Records from a data source
= = =
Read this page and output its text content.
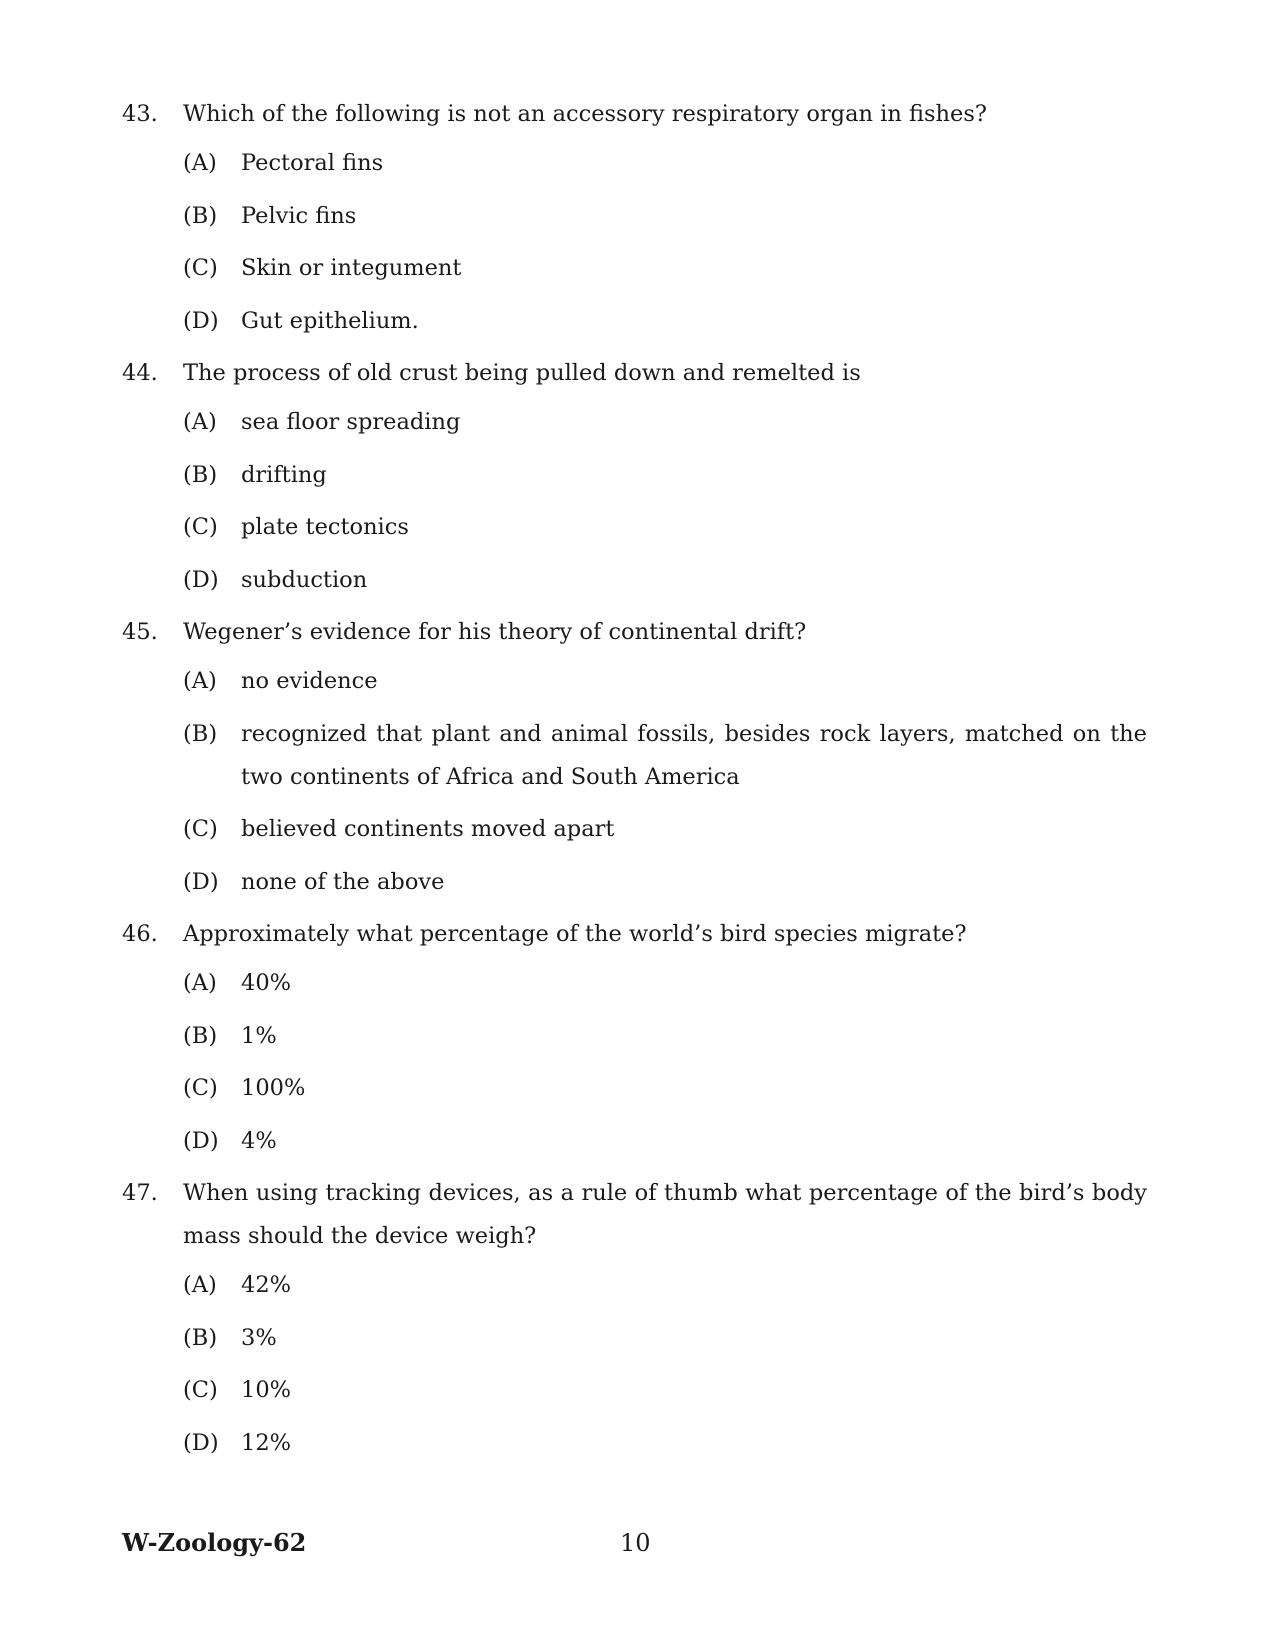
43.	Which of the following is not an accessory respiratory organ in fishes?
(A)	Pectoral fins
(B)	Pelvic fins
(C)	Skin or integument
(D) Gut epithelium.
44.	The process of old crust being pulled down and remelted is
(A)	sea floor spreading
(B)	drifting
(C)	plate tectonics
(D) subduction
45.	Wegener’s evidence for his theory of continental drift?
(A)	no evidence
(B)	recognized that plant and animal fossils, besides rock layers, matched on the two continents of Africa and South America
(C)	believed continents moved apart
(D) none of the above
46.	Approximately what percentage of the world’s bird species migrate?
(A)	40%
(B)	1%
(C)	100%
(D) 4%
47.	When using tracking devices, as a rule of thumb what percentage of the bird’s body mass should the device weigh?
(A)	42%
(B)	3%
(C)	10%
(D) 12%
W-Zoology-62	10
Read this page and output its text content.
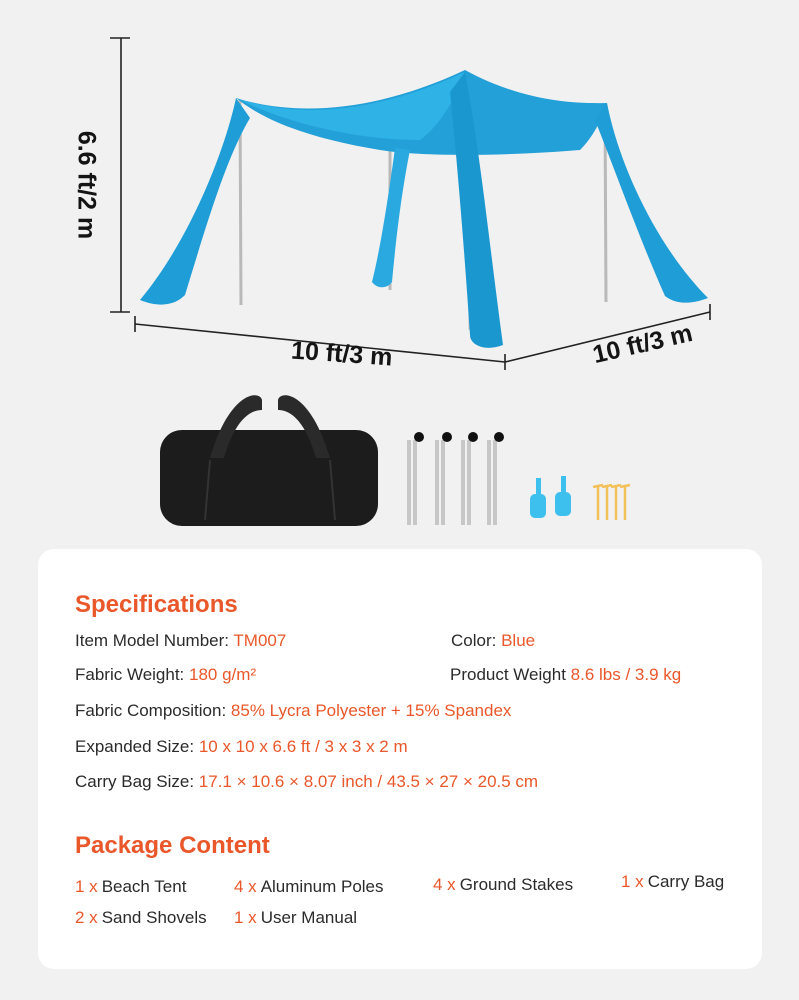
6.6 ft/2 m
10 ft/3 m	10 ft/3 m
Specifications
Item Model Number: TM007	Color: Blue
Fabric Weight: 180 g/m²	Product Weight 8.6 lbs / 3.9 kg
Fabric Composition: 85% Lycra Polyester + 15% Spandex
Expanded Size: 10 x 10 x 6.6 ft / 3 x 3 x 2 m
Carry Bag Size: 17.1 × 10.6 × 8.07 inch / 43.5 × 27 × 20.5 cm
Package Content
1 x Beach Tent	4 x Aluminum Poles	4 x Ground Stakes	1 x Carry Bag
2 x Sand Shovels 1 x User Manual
= = =
Requirement:
Pictures are to be left out; the records above must be repeated word for word.

Complete answer:
Read this page and output its text content.
43.	Which of the following is not an accessory respiratory organ in fishes?
(A)	Pectoral fins
(B)	Pelvic fins
(C)	Skin or integument
(D) Gut epithelium.
44.	The process of old crust being pulled down and remelted is
(A)	sea floor spreading
(B)	drifting
(C)	plate tectonics
(D) subduction
45.	Wegener’s evidence for his theory of continental drift?
(A)	no evidence
(B)	recognized that plant and animal fossils, besides rock layers, matched on the two continents of Africa and South America
(C)	believed continents moved apart
(D) none of the above
46.	Approximately what percentage of the world’s bird species migrate?
(A)	40%
(B)	1%
(C)	100%
(D) 4%
47.	When using tracking devices, as a rule of thumb what percentage of the bird’s body mass should the device weigh?
(A)	42%
(B)	3%
(C)	10%
(D) 12%
W-Zoology-62	10
Read this page and output its text content.
6.6 ft/2 m
10 ft/3 m	10 ft/3 m
Specifications
Item Model Number: TM007	Color: Blue
Fabric Weight: 180 g/m²	Product Weight 8.6 lbs / 3.9 kg
Fabric Composition: 85% Lycra Polyester + 15% Spandex
Expanded Size: 10 x 10 x 6.6 ft / 3 x 3 x 2 m
Carry Bag Size: 17.1 × 10.6 × 8.07 inch / 43.5 × 27 × 20.5 cm
Package Content
1 x Beach Tent	4 x Aluminum Poles	4 x Ground Stakes	1 x Carry Bag
2 x Sand Shovels 1 x User Manual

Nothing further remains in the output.